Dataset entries
· · ·

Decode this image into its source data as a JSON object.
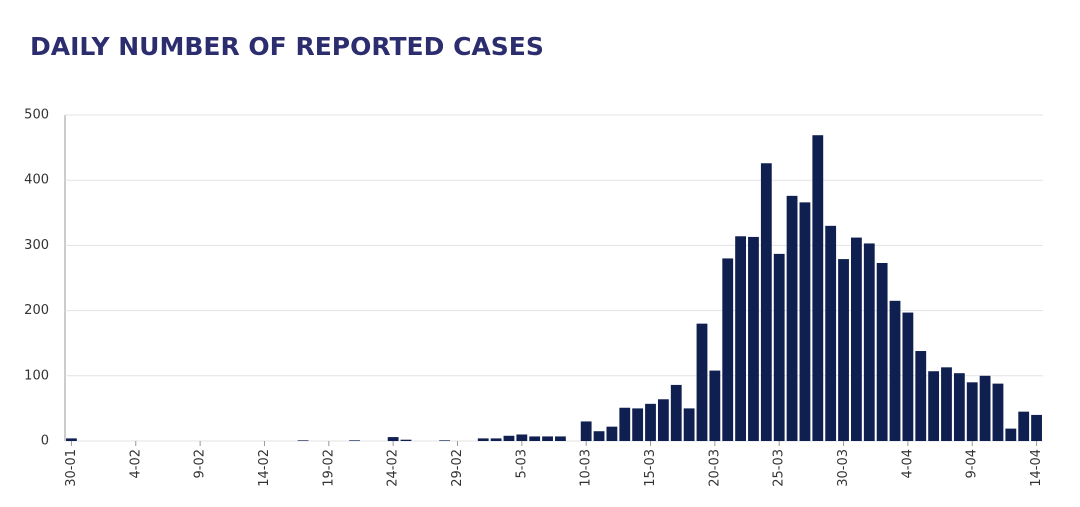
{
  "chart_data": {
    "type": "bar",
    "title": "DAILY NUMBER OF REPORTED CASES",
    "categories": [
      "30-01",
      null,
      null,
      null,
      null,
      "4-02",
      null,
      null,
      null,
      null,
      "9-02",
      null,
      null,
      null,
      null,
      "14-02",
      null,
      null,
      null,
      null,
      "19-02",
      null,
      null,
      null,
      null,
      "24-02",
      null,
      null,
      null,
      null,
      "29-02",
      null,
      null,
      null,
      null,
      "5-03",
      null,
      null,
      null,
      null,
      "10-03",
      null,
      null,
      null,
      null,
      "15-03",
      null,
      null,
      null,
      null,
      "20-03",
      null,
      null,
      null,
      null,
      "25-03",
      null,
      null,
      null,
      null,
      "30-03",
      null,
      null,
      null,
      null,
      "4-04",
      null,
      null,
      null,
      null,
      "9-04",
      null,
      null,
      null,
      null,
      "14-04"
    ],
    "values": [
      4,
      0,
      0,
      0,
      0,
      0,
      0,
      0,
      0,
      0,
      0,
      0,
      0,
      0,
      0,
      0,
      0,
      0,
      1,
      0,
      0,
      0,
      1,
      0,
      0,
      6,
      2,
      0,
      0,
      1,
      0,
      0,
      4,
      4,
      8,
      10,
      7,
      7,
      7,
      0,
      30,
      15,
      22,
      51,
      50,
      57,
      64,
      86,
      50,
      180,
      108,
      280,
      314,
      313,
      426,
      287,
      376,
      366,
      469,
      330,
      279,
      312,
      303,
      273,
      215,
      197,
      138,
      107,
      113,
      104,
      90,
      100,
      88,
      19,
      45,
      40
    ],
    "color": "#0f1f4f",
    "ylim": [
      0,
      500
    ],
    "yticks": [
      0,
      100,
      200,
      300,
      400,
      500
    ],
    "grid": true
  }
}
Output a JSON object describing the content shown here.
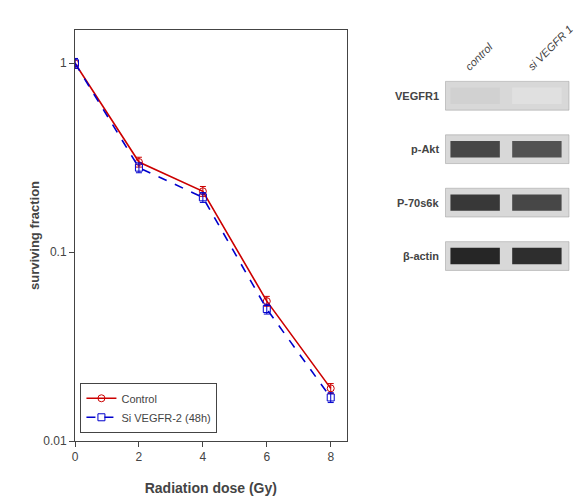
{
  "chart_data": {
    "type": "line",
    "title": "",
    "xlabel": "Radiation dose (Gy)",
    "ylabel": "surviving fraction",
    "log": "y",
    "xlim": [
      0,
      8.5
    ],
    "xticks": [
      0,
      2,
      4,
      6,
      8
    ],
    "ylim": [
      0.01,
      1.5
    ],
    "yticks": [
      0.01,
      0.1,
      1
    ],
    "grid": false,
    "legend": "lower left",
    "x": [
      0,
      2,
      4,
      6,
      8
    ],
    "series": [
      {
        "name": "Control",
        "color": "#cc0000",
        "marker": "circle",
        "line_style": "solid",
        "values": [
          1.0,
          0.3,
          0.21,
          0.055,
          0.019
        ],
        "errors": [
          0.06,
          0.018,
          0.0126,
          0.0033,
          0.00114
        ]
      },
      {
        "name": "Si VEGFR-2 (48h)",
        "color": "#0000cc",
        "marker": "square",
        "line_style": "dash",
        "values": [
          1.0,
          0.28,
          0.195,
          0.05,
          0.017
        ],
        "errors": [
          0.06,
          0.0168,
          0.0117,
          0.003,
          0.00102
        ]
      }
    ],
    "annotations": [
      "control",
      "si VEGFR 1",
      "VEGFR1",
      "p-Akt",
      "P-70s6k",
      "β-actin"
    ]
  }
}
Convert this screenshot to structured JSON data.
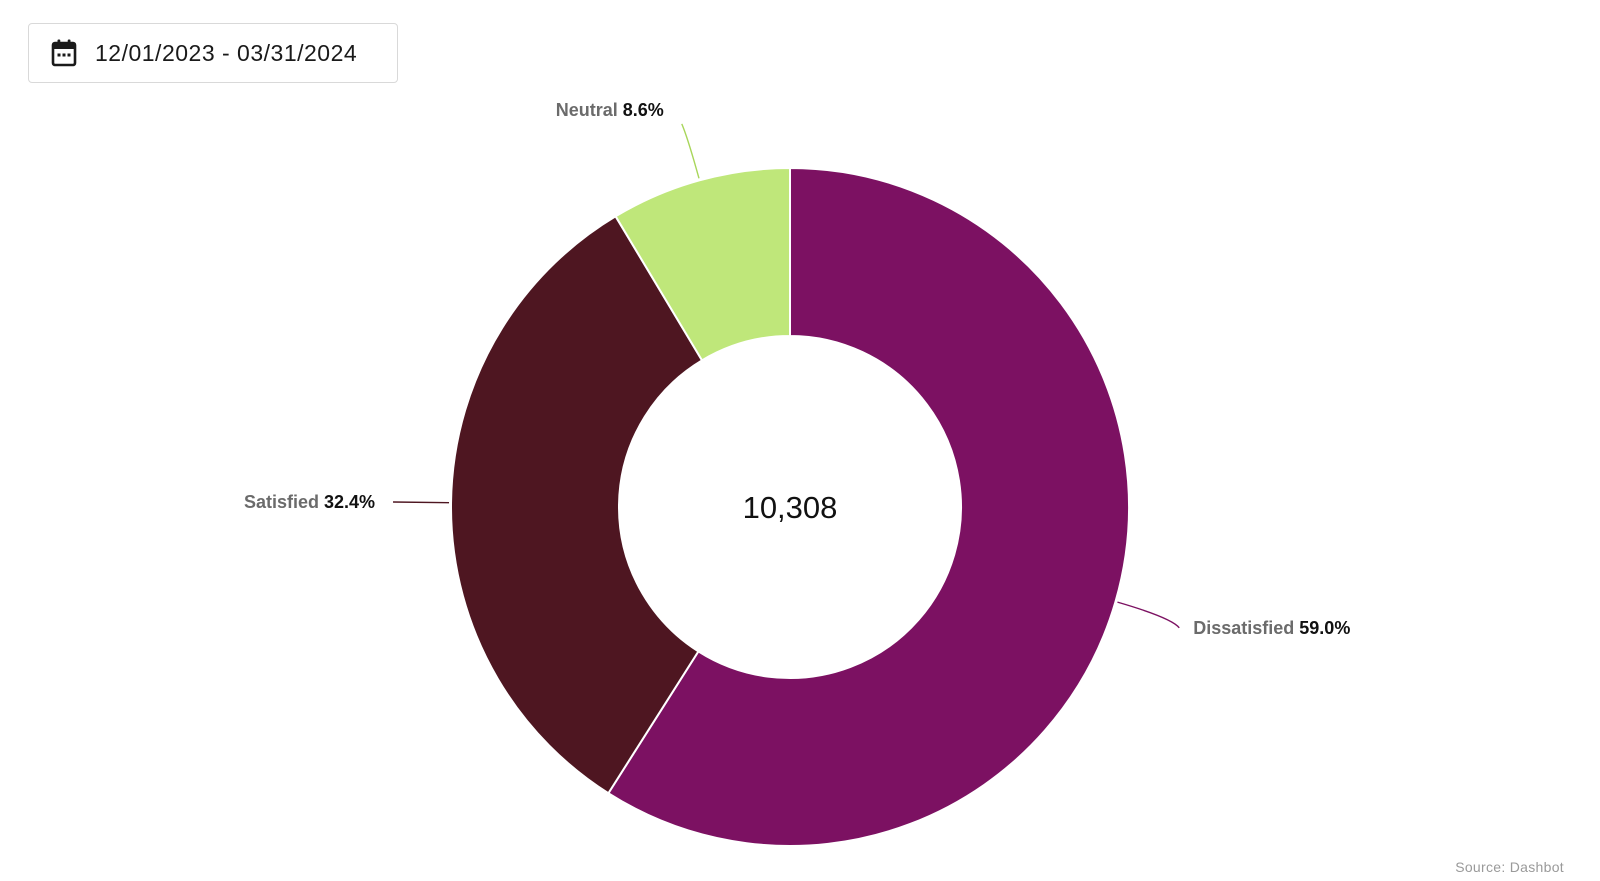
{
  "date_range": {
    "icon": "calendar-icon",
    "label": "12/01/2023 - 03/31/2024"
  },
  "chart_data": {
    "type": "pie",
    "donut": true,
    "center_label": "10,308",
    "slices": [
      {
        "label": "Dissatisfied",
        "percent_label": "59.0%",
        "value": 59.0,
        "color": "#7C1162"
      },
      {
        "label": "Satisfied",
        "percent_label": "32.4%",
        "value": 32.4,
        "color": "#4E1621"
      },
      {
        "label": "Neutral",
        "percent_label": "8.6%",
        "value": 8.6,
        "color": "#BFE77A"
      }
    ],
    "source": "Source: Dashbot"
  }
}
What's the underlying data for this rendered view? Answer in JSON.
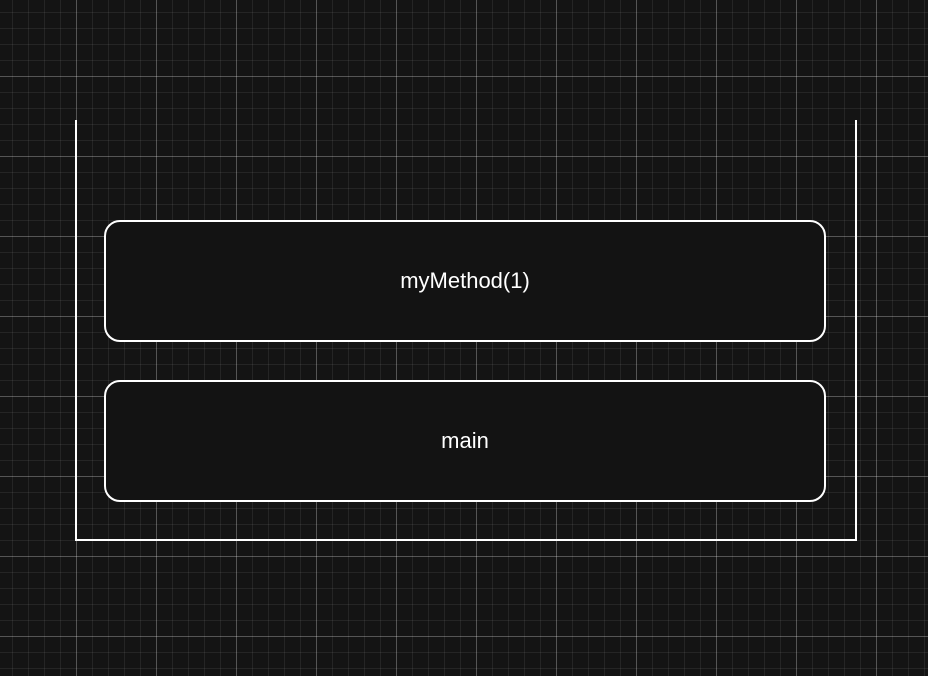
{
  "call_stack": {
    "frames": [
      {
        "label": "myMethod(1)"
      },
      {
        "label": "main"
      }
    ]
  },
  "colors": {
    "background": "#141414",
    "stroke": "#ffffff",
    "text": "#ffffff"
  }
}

· · ·

## Requirements
Leave out all pictures, then copy the remaining material exactly.

## Solution to this exercise
Decode this image into its source data as a JSON object.
{
  "chart_data": {
    "type": "bar",
    "title": "DAILY NUMBER OF REPORTED CASES",
    "categories": [
      "30-01",
      null,
      null,
      null,
      null,
      "4-02",
      null,
      null,
      null,
      null,
      "9-02",
      null,
      null,
      null,
      null,
      "14-02",
      null,
      null,
      null,
      null,
      "19-02",
      null,
      null,
      null,
      null,
      "24-02",
      null,
      null,
      null,
      null,
      "29-02",
      null,
      null,
      null,
      null,
      "5-03",
      null,
      null,
      null,
      null,
      "10-03",
      null,
      null,
      null,
      null,
      "15-03",
      null,
      null,
      null,
      null,
      "20-03",
      null,
      null,
      null,
      null,
      "25-03",
      null,
      null,
      null,
      null,
      "30-03",
      null,
      null,
      null,
      null,
      "4-04",
      null,
      null,
      null,
      null,
      "9-04",
      null,
      null,
      null,
      null,
      "14-04"
    ],
    "values": [
      4,
      0,
      0,
      0,
      0,
      0,
      0,
      0,
      0,
      0,
      0,
      0,
      0,
      0,
      0,
      0,
      0,
      0,
      1,
      0,
      0,
      0,
      1,
      0,
      0,
      6,
      2,
      0,
      0,
      1,
      0,
      0,
      4,
      4,
      8,
      10,
      7,
      7,
      7,
      0,
      30,
      15,
      22,
      51,
      50,
      57,
      64,
      86,
      50,
      180,
      108,
      280,
      314,
      313,
      426,
      287,
      376,
      366,
      469,
      330,
      279,
      312,
      303,
      273,
      215,
      197,
      138,
      107,
      113,
      104,
      90,
      100,
      88,
      19,
      45,
      40
    ],
    "color": "#0f1f4f",
    "ylim": [
      0,
      500
    ],
    "yticks": [
      0,
      100,
      200,
      300,
      400,
      500
    ],
    "grid": true
  }
}
Output a JSON object describing the content shown here.
{
  "chart_data": {
    "type": "line",
    "title": "",
    "xlabel": "Radiation dose (Gy)",
    "ylabel": "surviving fraction",
    "log": "y",
    "xlim": [
      0,
      8.5
    ],
    "xticks": [
      0,
      2,
      4,
      6,
      8
    ],
    "ylim": [
      0.01,
      1.5
    ],
    "yticks": [
      0.01,
      0.1,
      1
    ],
    "grid": false,
    "legend": "lower left",
    "x": [
      0,
      2,
      4,
      6,
      8
    ],
    "series": [
      {
        "name": "Control",
        "color": "#cc0000",
        "marker": "circle",
        "line_style": "solid",
        "values": [
          1.0,
          0.3,
          0.21,
          0.055,
          0.019
        ],
        "errors": [
          0.06,
          0.018,
          0.0126,
          0.0033,
          0.00114
        ]
      },
      {
        "name": "Si VEGFR-2 (48h)",
        "color": "#0000cc",
        "marker": "square",
        "line_style": "dash",
        "values": [
          1.0,
          0.28,
          0.195,
          0.05,
          0.017
        ],
        "errors": [
          0.06,
          0.0168,
          0.0117,
          0.003,
          0.00102
        ]
      }
    ],
    "annotations": [
      "control",
      "si VEGFR 1",
      "VEGFR1",
      "p-Akt",
      "P-70s6k",
      "β-actin"
    ]
  }
}
Convert this screenshot to structured JSON data.
{
  "date_range": {
    "icon": "calendar-icon",
    "label": "12/01/2023 - 03/31/2024"
  },
  "chart_data": {
    "type": "pie",
    "donut": true,
    "center_label": "10,308",
    "slices": [
      {
        "label": "Dissatisfied",
        "percent_label": "59.0%",
        "value": 59.0,
        "color": "#7C1162"
      },
      {
        "label": "Satisfied",
        "percent_label": "32.4%",
        "value": 32.4,
        "color": "#4E1621"
      },
      {
        "label": "Neutral",
        "percent_label": "8.6%",
        "value": 8.6,
        "color": "#BFE77A"
      }
    ],
    "source": "Source: Dashbot"
  }
}
What's the underlying data for this rendered view? Answer in JSON.
{
  "call_stack": {
    "frames": [
      {
        "label": "myMethod(1)"
      },
      {
        "label": "main"
      }
    ]
  },
  "colors": {
    "background": "#141414",
    "stroke": "#ffffff",
    "text": "#ffffff"
  }
}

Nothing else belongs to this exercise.